### What to do
Write out the material exactly, with the pictures left out.

Stored items
################

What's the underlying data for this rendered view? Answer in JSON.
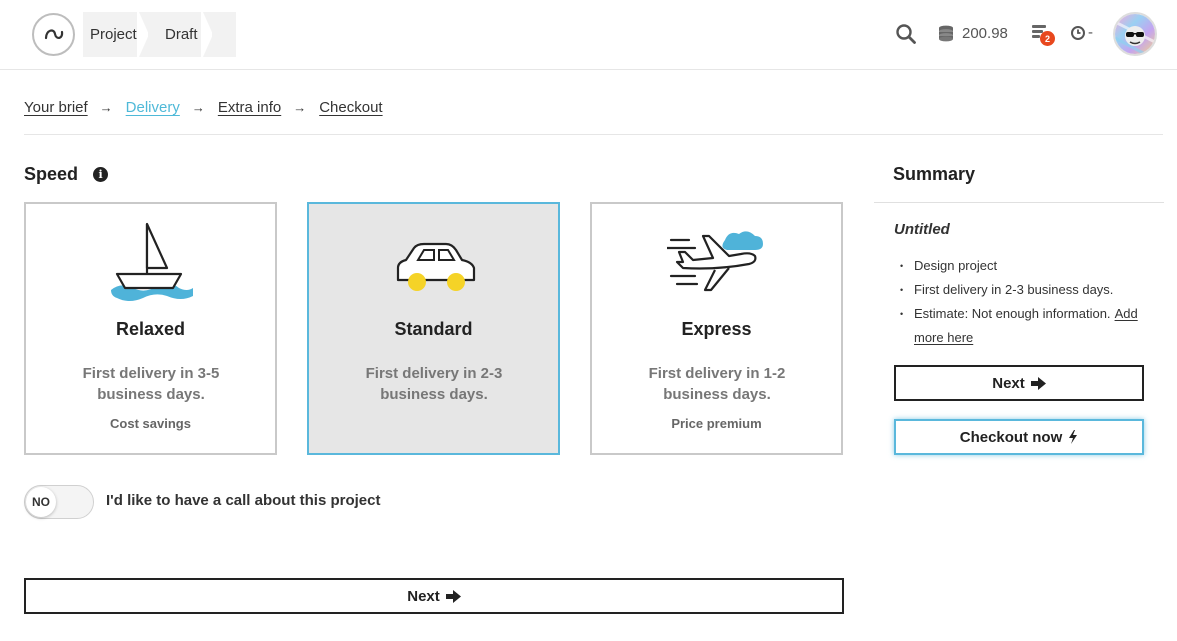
{
  "header": {
    "breadcrumbs": [
      "Project",
      "Draft"
    ],
    "coins": "200.98",
    "tasks_badge": "2",
    "clock_value": "-"
  },
  "steps": [
    {
      "label": "Your brief",
      "active": false
    },
    {
      "label": "Delivery",
      "active": true
    },
    {
      "label": "Extra info",
      "active": false
    },
    {
      "label": "Checkout",
      "active": false
    }
  ],
  "speed": {
    "title": "Speed",
    "options": [
      {
        "name": "Relaxed",
        "description": "First delivery in 3-5 business days.",
        "note": "Cost savings",
        "icon": "sailboat-icon",
        "selected": false
      },
      {
        "name": "Standard",
        "description": "First delivery in 2-3 business days.",
        "note": "",
        "icon": "car-icon",
        "selected": true
      },
      {
        "name": "Express",
        "description": "First delivery in 1-2 business days.",
        "note": "Price premium",
        "icon": "airplane-icon",
        "selected": false
      }
    ]
  },
  "call_toggle": {
    "state": "NO",
    "label": "I'd like to have a call about this project"
  },
  "next_label": "Next",
  "summary": {
    "title": "Summary",
    "project_name": "Untitled",
    "items": [
      "Design project",
      "First delivery in 2-3 business days."
    ],
    "estimate": "Estimate: Not enough information.",
    "add_more": "Add more here",
    "next_label": "Next",
    "checkout_label": "Checkout now"
  },
  "colors": {
    "accent": "#4fb9d8",
    "badge": "#e8481e",
    "wheel_yellow": "#f5d327",
    "water_blue": "#4fb3d9"
  }
}
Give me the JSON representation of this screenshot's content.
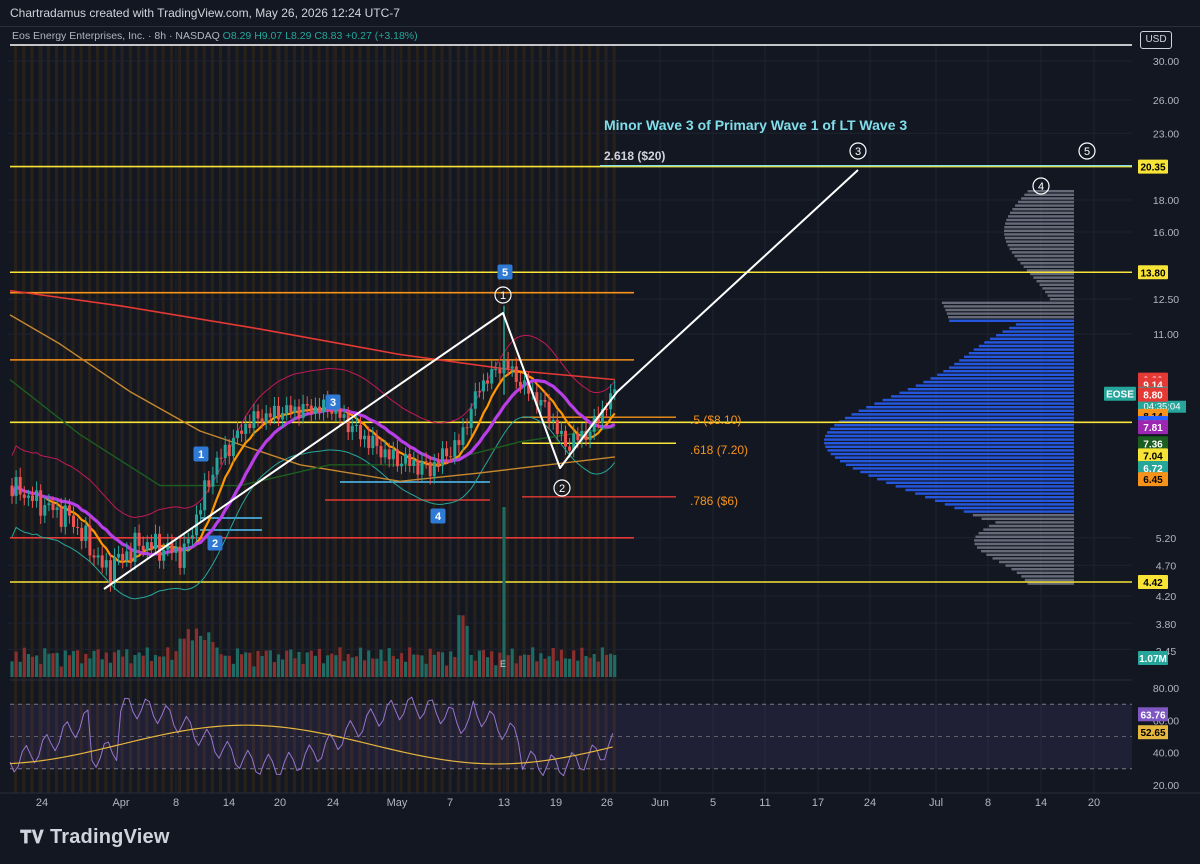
{
  "header": {
    "credit": "Chartradamus created with TradingView.com, May 26, 2026 12:24 UTC-7"
  },
  "legend": {
    "symbol": "Eos Energy Enterprises, Inc. · 8h · NASDAQ",
    "ohlc": "O8.29 H9.07 L8.29 C8.83 +0.27 (+3.18%)"
  },
  "currency": "USD",
  "footer": {
    "brand": "TradingView"
  },
  "colors": {
    "background": "#131722",
    "up": "#26a69a",
    "down": "#ef5350",
    "yellow_level": "#f7e436",
    "orange_level": "#f7931a",
    "red_level": "#e53935",
    "wave_line": "#ffffff",
    "volume_profile": "#2962ff",
    "ma_purple": "#b83fe8",
    "ma_orange": "#ff9800",
    "rsi_line": "#9575cd",
    "rsi_signal": "#e6b73e"
  },
  "chart_data": {
    "type": "candlestick",
    "symbol": "EOSE",
    "interval": "8h",
    "yscale": "log",
    "ylim": [
      4.0,
      31.0
    ],
    "y_ticks": [
      "30.00",
      "26.00",
      "23.00",
      "18.00",
      "16.00",
      "12.50",
      "11.00",
      "5.20",
      "4.70",
      "4.20",
      "3.80",
      "3.45"
    ],
    "x_ticks": [
      "24",
      "Apr",
      "8",
      "14",
      "20",
      "24",
      "May",
      "7",
      "13",
      "19",
      "26",
      "Jun",
      "5",
      "11",
      "17",
      "24",
      "Jul",
      "8",
      "14",
      "20"
    ],
    "price_labels": [
      {
        "text": "20.35",
        "value": 20.35,
        "bg": "#f7e436",
        "fg": "#000000"
      },
      {
        "text": "13.80",
        "value": 13.8,
        "bg": "#f7e436",
        "fg": "#000000"
      },
      {
        "text": "9.30",
        "value": 9.3,
        "bg": "#e53935",
        "fg": "#ffffff"
      },
      {
        "text": "9.14",
        "value": 9.14,
        "bg": "#e53935",
        "fg": "#ffffff"
      },
      {
        "text": "8.83",
        "value": 8.83,
        "bg": "#26a69a",
        "fg": "#ffffff",
        "extra": "04:35:04",
        "tag": "EOSE"
      },
      {
        "text": "8.80",
        "value": 8.8,
        "bg": "#e53935",
        "fg": "#ffffff"
      },
      {
        "text": "8.14",
        "value": 8.14,
        "bg": "#f7931a",
        "fg": "#000000"
      },
      {
        "text": "7.93",
        "value": 7.93,
        "bg": "#2962ff",
        "fg": "#ffffff"
      },
      {
        "text": "7.81",
        "value": 7.81,
        "bg": "#9c27b0",
        "fg": "#ffffff"
      },
      {
        "text": "7.36",
        "value": 7.36,
        "bg": "#1b5e20",
        "fg": "#ffffff"
      },
      {
        "text": "7.04",
        "value": 7.04,
        "bg": "#f7e436",
        "fg": "#000000"
      },
      {
        "text": "6.72",
        "value": 6.72,
        "bg": "#26a69a",
        "fg": "#ffffff"
      },
      {
        "text": "6.45",
        "value": 6.45,
        "bg": "#f7931a",
        "fg": "#000000"
      },
      {
        "text": "4.42",
        "value": 4.42,
        "bg": "#f7e436",
        "fg": "#000000"
      },
      {
        "text": "1.07M",
        "value": 1.07,
        "bg": "#26a69a",
        "fg": "#ffffff"
      }
    ],
    "horizontal_levels": [
      {
        "value": 20.35,
        "color": "#f7e436"
      },
      {
        "value": 13.8,
        "color": "#f7e436"
      },
      {
        "value": 12.8,
        "color": "#f7931a"
      },
      {
        "value": 10.0,
        "color": "#f7931a"
      },
      {
        "value": 7.95,
        "color": "#f7e436"
      },
      {
        "value": 4.42,
        "color": "#f7e436"
      },
      {
        "value": 5.2,
        "color": "#e53935"
      }
    ],
    "annotations": {
      "title": "Minor Wave 3 of Primary Wave 1 of LT Wave 3",
      "target": "2.618 ($20)",
      "fib_50": ".5 ($8.10)",
      "fib_618": ".618 (7.20)",
      "fib_786": ".786 ($6)",
      "minor_waves": [
        "1",
        "2",
        "3",
        "4",
        "5"
      ],
      "primary_waves": [
        "1",
        "2",
        "3",
        "4",
        "5"
      ]
    },
    "wave_path": [
      {
        "label": "start",
        "value": 4.42
      },
      {
        "label": "1",
        "value": 12.2
      },
      {
        "label": "2",
        "value": 6.9
      },
      {
        "label": "now",
        "value": 8.83
      },
      {
        "label": "3",
        "value": 20.35
      }
    ],
    "rsi": {
      "y_ticks": [
        "80.00",
        "60.00",
        "40.00",
        "20.00"
      ],
      "ylim": [
        15,
        85
      ],
      "value_labels": [
        {
          "text": "63.76",
          "bg": "#7e57c2"
        },
        {
          "text": "52.65",
          "bg": "#e6b73e"
        }
      ],
      "upper_band": 70,
      "lower_band": 30
    },
    "volume_last": "1.07M"
  }
}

################

### Task output
What's the underlying data for this rendered view? Answer in JSON.
{
  "header": {
    "breadcrumbs": [
      "Project",
      "Draft"
    ],
    "coins": "200.98",
    "tasks_badge": "2",
    "clock_value": "-"
  },
  "steps": [
    {
      "label": "Your brief",
      "active": false
    },
    {
      "label": "Delivery",
      "active": true
    },
    {
      "label": "Extra info",
      "active": false
    },
    {
      "label": "Checkout",
      "active": false
    }
  ],
  "speed": {
    "title": "Speed",
    "options": [
      {
        "name": "Relaxed",
        "description": "First delivery in 3-5 business days.",
        "note": "Cost savings",
        "icon": "sailboat-icon",
        "selected": false
      },
      {
        "name": "Standard",
        "description": "First delivery in 2-3 business days.",
        "note": "",
        "icon": "car-icon",
        "selected": true
      },
      {
        "name": "Express",
        "description": "First delivery in 1-2 business days.",
        "note": "Price premium",
        "icon": "airplane-icon",
        "selected": false
      }
    ]
  },
  "call_toggle": {
    "state": "NO",
    "label": "I'd like to have a call about this project"
  },
  "next_label": "Next",
  "summary": {
    "title": "Summary",
    "project_name": "Untitled",
    "items": [
      "Design project",
      "First delivery in 2-3 business days."
    ],
    "estimate": "Estimate: Not enough information.",
    "add_more": "Add more here",
    "next_label": "Next",
    "checkout_label": "Checkout now"
  },
  "colors": {
    "accent": "#4fb9d8",
    "badge": "#e8481e",
    "wheel_yellow": "#f5d327",
    "water_blue": "#4fb3d9"
  }
}
Give me the JSON representation of this screenshot's content.
{
  "header": {
    "credit": "Chartradamus created with TradingView.com, May 26, 2026 12:24 UTC-7"
  },
  "legend": {
    "symbol": "Eos Energy Enterprises, Inc. · 8h · NASDAQ",
    "ohlc": "O8.29 H9.07 L8.29 C8.83 +0.27 (+3.18%)"
  },
  "currency": "USD",
  "footer": {
    "brand": "TradingView"
  },
  "colors": {
    "background": "#131722",
    "up": "#26a69a",
    "down": "#ef5350",
    "yellow_level": "#f7e436",
    "orange_level": "#f7931a",
    "red_level": "#e53935",
    "wave_line": "#ffffff",
    "volume_profile": "#2962ff",
    "ma_purple": "#b83fe8",
    "ma_orange": "#ff9800",
    "rsi_line": "#9575cd",
    "rsi_signal": "#e6b73e"
  },
  "chart_data": {
    "type": "candlestick",
    "symbol": "EOSE",
    "interval": "8h",
    "yscale": "log",
    "ylim": [
      4.0,
      31.0
    ],
    "y_ticks": [
      "30.00",
      "26.00",
      "23.00",
      "18.00",
      "16.00",
      "12.50",
      "11.00",
      "5.20",
      "4.70",
      "4.20",
      "3.80",
      "3.45"
    ],
    "x_ticks": [
      "24",
      "Apr",
      "8",
      "14",
      "20",
      "24",
      "May",
      "7",
      "13",
      "19",
      "26",
      "Jun",
      "5",
      "11",
      "17",
      "24",
      "Jul",
      "8",
      "14",
      "20"
    ],
    "price_labels": [
      {
        "text": "20.35",
        "value": 20.35,
        "bg": "#f7e436",
        "fg": "#000000"
      },
      {
        "text": "13.80",
        "value": 13.8,
        "bg": "#f7e436",
        "fg": "#000000"
      },
      {
        "text": "9.30",
        "value": 9.3,
        "bg": "#e53935",
        "fg": "#ffffff"
      },
      {
        "text": "9.14",
        "value": 9.14,
        "bg": "#e53935",
        "fg": "#ffffff"
      },
      {
        "text": "8.83",
        "value": 8.83,
        "bg": "#26a69a",
        "fg": "#ffffff",
        "extra": "04:35:04",
        "tag": "EOSE"
      },
      {
        "text": "8.80",
        "value": 8.8,
        "bg": "#e53935",
        "fg": "#ffffff"
      },
      {
        "text": "8.14",
        "value": 8.14,
        "bg": "#f7931a",
        "fg": "#000000"
      },
      {
        "text": "7.93",
        "value": 7.93,
        "bg": "#2962ff",
        "fg": "#ffffff"
      },
      {
        "text": "7.81",
        "value": 7.81,
        "bg": "#9c27b0",
        "fg": "#ffffff"
      },
      {
        "text": "7.36",
        "value": 7.36,
        "bg": "#1b5e20",
        "fg": "#ffffff"
      },
      {
        "text": "7.04",
        "value": 7.04,
        "bg": "#f7e436",
        "fg": "#000000"
      },
      {
        "text": "6.72",
        "value": 6.72,
        "bg": "#26a69a",
        "fg": "#ffffff"
      },
      {
        "text": "6.45",
        "value": 6.45,
        "bg": "#f7931a",
        "fg": "#000000"
      },
      {
        "text": "4.42",
        "value": 4.42,
        "bg": "#f7e436",
        "fg": "#000000"
      },
      {
        "text": "1.07M",
        "value": 1.07,
        "bg": "#26a69a",
        "fg": "#ffffff"
      }
    ],
    "horizontal_levels": [
      {
        "value": 20.35,
        "color": "#f7e436"
      },
      {
        "value": 13.8,
        "color": "#f7e436"
      },
      {
        "value": 12.8,
        "color": "#f7931a"
      },
      {
        "value": 10.0,
        "color": "#f7931a"
      },
      {
        "value": 7.95,
        "color": "#f7e436"
      },
      {
        "value": 4.42,
        "color": "#f7e436"
      },
      {
        "value": 5.2,
        "color": "#e53935"
      }
    ],
    "annotations": {
      "title": "Minor Wave 3 of Primary Wave 1 of LT Wave 3",
      "target": "2.618 ($20)",
      "fib_50": ".5 ($8.10)",
      "fib_618": ".618 (7.20)",
      "fib_786": ".786 ($6)",
      "minor_waves": [
        "1",
        "2",
        "3",
        "4",
        "5"
      ],
      "primary_waves": [
        "1",
        "2",
        "3",
        "4",
        "5"
      ]
    },
    "wave_path": [
      {
        "label": "start",
        "value": 4.42
      },
      {
        "label": "1",
        "value": 12.2
      },
      {
        "label": "2",
        "value": 6.9
      },
      {
        "label": "now",
        "value": 8.83
      },
      {
        "label": "3",
        "value": 20.35
      }
    ],
    "rsi": {
      "y_ticks": [
        "80.00",
        "60.00",
        "40.00",
        "20.00"
      ],
      "ylim": [
        15,
        85
      ],
      "value_labels": [
        {
          "text": "63.76",
          "bg": "#7e57c2"
        },
        {
          "text": "52.65",
          "bg": "#e6b73e"
        }
      ],
      "upper_band": 70,
      "lower_band": 30
    },
    "volume_last": "1.07M"
  }
}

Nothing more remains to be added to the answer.